=== STATED GOAL ===
Listed below are entries; give the number of lines among them that include "Economy", and only that number.

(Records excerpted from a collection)
* BEGIN *
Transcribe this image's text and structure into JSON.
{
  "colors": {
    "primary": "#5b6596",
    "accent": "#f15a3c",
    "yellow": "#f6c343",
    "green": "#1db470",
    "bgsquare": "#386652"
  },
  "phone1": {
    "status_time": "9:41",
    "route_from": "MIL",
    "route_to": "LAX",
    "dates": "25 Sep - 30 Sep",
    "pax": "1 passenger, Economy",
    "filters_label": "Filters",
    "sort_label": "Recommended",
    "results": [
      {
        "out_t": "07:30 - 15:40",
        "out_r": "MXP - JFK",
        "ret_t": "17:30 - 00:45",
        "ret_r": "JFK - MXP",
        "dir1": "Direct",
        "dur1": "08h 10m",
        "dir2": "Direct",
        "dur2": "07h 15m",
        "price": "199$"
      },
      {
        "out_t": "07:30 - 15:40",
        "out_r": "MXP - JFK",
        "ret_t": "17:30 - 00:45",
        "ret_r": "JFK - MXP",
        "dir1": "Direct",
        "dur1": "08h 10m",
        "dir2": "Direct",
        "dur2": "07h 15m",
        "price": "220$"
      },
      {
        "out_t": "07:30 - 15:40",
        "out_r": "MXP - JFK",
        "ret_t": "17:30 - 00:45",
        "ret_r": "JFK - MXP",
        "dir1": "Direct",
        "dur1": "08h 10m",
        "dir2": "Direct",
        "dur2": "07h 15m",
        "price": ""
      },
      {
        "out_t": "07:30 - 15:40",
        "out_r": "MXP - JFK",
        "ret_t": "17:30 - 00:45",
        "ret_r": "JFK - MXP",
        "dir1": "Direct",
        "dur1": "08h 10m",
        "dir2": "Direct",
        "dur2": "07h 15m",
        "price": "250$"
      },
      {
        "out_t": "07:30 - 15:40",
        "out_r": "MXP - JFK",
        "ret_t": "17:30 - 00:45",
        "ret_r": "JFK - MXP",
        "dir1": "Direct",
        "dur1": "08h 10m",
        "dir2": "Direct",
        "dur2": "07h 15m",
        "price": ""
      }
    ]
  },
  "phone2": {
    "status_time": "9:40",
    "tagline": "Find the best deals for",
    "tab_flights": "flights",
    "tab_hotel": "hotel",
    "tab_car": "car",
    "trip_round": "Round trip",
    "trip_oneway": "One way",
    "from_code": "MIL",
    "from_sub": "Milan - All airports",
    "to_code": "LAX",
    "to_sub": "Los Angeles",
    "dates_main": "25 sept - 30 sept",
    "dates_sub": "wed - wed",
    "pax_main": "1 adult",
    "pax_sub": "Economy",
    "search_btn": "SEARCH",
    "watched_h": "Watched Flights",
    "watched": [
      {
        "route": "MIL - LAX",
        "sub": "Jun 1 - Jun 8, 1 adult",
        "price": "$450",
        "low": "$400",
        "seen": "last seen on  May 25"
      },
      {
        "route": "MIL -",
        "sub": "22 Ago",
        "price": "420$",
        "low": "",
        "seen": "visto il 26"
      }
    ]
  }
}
* END *
* BEGIN *
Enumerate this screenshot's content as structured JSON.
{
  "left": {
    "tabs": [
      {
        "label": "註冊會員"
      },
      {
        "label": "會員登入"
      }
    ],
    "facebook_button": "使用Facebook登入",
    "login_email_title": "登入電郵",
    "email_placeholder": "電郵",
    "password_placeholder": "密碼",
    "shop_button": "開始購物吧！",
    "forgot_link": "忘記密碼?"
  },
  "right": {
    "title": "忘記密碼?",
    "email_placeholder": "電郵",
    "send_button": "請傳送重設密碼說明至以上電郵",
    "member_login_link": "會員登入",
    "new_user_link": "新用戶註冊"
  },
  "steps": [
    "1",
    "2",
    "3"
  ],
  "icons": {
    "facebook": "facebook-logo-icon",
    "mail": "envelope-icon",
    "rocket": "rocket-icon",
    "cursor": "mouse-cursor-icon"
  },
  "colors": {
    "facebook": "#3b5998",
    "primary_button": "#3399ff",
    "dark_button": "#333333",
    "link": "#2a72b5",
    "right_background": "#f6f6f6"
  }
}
* END *
=== WRITTEN SOLUTION ===
2